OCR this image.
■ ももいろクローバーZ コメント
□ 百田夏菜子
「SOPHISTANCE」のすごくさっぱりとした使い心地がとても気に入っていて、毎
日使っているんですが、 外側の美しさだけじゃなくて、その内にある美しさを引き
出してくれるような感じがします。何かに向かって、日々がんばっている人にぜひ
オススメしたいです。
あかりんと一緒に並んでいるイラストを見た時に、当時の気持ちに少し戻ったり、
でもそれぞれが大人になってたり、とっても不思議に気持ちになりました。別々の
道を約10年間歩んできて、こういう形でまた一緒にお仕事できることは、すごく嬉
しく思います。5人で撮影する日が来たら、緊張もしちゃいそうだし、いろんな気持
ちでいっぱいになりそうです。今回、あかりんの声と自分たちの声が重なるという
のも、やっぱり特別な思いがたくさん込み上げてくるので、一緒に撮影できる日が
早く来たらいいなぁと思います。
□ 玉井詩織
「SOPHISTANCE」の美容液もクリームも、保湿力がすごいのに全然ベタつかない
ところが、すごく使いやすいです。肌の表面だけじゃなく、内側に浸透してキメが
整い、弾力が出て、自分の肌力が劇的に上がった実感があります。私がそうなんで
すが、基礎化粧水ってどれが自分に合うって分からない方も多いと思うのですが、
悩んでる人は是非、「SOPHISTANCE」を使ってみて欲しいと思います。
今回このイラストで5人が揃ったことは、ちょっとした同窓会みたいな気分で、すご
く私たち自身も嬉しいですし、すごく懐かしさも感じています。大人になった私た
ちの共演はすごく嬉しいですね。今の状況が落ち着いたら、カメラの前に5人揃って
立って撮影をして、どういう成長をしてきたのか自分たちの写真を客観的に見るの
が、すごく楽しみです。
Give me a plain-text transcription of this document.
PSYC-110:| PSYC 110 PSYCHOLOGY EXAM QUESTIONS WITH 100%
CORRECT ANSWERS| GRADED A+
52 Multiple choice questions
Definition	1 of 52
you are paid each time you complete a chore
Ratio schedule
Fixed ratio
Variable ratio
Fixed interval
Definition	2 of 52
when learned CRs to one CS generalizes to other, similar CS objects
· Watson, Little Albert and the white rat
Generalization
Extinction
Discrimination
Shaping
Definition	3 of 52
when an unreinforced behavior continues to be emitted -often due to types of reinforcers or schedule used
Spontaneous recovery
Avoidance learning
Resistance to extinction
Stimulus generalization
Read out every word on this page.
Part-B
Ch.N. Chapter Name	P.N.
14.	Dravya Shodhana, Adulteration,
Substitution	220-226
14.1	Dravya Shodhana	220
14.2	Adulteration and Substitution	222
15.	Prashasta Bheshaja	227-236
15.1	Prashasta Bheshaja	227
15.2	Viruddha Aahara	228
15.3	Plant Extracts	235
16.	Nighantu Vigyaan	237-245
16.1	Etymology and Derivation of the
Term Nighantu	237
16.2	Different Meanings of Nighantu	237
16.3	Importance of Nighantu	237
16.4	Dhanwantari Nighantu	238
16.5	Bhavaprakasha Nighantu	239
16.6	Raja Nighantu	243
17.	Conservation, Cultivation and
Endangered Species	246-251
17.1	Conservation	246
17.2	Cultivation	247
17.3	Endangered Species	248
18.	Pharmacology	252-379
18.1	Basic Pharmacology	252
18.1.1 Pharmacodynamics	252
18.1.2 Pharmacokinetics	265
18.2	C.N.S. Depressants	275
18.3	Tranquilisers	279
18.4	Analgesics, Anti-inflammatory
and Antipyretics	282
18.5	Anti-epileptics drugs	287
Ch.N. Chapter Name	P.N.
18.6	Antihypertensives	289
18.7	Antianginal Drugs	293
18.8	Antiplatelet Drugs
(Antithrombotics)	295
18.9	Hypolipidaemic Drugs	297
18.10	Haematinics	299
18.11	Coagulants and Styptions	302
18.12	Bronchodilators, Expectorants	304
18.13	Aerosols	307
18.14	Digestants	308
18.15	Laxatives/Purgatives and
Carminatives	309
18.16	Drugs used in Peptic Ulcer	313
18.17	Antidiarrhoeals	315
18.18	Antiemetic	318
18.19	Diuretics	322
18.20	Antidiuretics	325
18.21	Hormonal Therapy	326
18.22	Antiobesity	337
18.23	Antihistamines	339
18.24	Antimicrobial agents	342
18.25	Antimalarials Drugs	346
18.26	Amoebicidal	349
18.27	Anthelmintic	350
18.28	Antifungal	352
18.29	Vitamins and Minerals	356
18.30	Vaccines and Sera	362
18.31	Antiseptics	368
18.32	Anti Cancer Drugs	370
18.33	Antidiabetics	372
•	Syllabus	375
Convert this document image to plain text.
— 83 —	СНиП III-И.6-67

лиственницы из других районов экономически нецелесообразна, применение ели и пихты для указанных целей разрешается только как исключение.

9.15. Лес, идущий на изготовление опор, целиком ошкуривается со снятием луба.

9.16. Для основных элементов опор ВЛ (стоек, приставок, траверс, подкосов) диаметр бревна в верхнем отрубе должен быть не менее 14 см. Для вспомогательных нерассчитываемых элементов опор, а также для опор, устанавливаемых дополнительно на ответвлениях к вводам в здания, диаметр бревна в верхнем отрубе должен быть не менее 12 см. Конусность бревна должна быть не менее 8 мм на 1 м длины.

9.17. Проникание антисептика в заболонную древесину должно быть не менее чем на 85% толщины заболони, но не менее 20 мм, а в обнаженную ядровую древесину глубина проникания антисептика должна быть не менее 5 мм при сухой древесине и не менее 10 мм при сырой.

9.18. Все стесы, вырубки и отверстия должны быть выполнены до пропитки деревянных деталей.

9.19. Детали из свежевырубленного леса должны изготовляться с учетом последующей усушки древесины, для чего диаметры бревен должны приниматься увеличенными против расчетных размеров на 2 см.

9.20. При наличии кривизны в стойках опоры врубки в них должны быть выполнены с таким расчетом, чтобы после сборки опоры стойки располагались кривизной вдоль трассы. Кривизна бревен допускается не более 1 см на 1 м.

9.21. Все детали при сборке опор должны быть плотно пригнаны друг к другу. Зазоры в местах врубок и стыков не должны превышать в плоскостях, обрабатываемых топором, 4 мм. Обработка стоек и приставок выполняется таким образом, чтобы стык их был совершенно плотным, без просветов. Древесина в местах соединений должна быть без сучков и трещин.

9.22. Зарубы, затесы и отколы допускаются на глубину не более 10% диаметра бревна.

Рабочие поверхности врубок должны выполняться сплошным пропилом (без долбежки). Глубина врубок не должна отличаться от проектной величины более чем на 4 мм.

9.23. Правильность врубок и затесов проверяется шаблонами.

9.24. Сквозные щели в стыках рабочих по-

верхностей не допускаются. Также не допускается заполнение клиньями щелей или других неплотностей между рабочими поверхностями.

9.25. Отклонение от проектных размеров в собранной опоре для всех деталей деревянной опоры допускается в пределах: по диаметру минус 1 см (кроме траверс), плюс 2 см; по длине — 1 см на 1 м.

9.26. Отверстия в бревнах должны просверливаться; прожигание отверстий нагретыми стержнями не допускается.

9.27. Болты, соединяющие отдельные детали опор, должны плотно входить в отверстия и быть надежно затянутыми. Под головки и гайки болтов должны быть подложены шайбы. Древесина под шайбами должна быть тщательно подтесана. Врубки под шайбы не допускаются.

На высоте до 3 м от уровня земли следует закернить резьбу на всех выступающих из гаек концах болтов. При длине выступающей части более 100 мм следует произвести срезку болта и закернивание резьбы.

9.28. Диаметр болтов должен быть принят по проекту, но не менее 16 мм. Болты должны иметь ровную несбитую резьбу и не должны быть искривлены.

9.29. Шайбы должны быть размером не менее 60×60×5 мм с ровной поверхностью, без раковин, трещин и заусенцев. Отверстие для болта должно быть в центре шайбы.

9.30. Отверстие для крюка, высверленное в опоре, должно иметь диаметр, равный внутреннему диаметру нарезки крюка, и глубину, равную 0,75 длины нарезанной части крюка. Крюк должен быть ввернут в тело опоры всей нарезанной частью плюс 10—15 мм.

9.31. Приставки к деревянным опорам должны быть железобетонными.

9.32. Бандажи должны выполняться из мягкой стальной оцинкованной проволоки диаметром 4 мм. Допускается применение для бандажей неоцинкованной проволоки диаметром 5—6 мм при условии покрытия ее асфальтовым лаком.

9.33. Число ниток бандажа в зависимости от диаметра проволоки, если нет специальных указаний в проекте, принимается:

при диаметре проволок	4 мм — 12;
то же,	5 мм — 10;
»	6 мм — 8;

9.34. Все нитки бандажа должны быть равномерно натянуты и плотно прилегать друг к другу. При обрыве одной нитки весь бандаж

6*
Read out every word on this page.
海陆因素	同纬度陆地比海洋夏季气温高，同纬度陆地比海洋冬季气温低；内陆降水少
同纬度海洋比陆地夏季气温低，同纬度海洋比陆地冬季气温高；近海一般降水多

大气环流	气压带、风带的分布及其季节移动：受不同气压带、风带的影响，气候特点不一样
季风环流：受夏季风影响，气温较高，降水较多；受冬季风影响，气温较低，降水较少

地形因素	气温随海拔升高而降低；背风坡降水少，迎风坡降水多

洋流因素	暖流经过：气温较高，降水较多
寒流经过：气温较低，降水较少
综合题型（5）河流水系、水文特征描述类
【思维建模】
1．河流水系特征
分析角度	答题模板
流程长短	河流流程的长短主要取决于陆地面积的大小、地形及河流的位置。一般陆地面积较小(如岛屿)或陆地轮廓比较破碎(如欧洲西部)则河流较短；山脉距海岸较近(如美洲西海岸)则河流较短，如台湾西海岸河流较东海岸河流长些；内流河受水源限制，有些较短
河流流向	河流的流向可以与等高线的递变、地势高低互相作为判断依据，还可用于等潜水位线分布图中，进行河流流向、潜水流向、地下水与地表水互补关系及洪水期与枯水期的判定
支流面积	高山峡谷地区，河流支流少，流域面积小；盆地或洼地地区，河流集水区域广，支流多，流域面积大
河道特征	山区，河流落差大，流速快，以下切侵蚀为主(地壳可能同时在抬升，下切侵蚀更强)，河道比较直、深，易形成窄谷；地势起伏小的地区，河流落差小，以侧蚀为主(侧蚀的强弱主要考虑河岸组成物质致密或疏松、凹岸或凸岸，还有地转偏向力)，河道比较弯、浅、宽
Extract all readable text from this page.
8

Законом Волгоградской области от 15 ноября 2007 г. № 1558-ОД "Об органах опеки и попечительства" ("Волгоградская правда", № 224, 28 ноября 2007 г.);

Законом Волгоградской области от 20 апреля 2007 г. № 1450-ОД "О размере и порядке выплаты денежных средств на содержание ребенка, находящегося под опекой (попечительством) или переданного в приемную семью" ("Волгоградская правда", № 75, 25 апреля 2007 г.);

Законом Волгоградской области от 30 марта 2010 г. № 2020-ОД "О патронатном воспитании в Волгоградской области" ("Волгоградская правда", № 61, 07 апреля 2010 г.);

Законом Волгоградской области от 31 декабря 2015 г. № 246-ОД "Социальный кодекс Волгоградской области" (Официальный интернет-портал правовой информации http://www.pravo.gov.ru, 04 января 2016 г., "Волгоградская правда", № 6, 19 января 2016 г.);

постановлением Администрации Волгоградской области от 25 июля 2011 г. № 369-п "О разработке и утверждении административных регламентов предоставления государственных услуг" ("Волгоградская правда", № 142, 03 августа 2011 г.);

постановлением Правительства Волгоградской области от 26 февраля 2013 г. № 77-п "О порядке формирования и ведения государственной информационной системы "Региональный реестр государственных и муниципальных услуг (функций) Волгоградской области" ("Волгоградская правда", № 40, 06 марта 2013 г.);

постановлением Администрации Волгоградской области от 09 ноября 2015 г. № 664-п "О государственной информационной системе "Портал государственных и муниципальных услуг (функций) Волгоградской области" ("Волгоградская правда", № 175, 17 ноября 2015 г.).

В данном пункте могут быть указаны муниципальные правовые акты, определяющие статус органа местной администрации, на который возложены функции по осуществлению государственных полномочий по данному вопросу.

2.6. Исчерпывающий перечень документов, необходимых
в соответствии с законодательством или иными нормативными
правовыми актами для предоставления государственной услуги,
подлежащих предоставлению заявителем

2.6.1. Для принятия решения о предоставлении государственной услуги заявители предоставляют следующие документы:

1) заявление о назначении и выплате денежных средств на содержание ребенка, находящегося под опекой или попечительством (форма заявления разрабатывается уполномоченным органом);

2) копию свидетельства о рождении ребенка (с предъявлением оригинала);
=-=-=
> **EXERCISE AIM**
Show all lines from the data above in which the word "when" appears.

> **WRITTEN REPLY**
when learned CRs to one CS generalizes to other, similar CS objects
when an unreinforced behavior continues to be emitted -often due to types of reinforcers or schedule used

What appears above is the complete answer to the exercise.